[START OF RECORD SET]

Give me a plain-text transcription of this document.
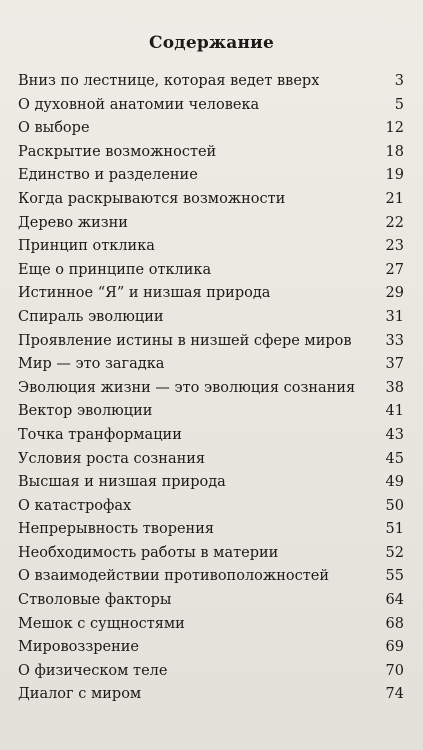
Содержание
Вниз по лестнице, которая ведет вверх	3
О духовной анатомии человека	5
О выборе	12
Раскрытие возможностей	18
Единство и разделение	19
Когда раскрываются возможности	21
Дерево жизни	22
Принцип отклика	23
Еще о принципе отклика	27
Истинное “Я” и низшая природа	29
Спираль эволюции	31
Проявление истины в низшей сфере миров	33
Мир — это загадка	37
Эволюция жизни — это эволюция сознания	38
Вектор эволюции	41
Точка транформации	43
Условия роста сознания	45
Высшая и низшая природа	49
О катастрофах	50
Непрерывность творения	51
Необходимость работы в материи	52
О взаимодействии противоположностей	55
Стволовые факторы	64
Мешок с сущностями	68
Мировоззрение	69
О физическом теле	70
Диалог с миром	74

[END OF RECORD SET]

WHAT YOU SHOULD DO:
Gather each line in the data that holds the string "природа".

WRITTEN ANSWER:
Истинное “Я” и низшая природа	29
Высшая и низшая природа	49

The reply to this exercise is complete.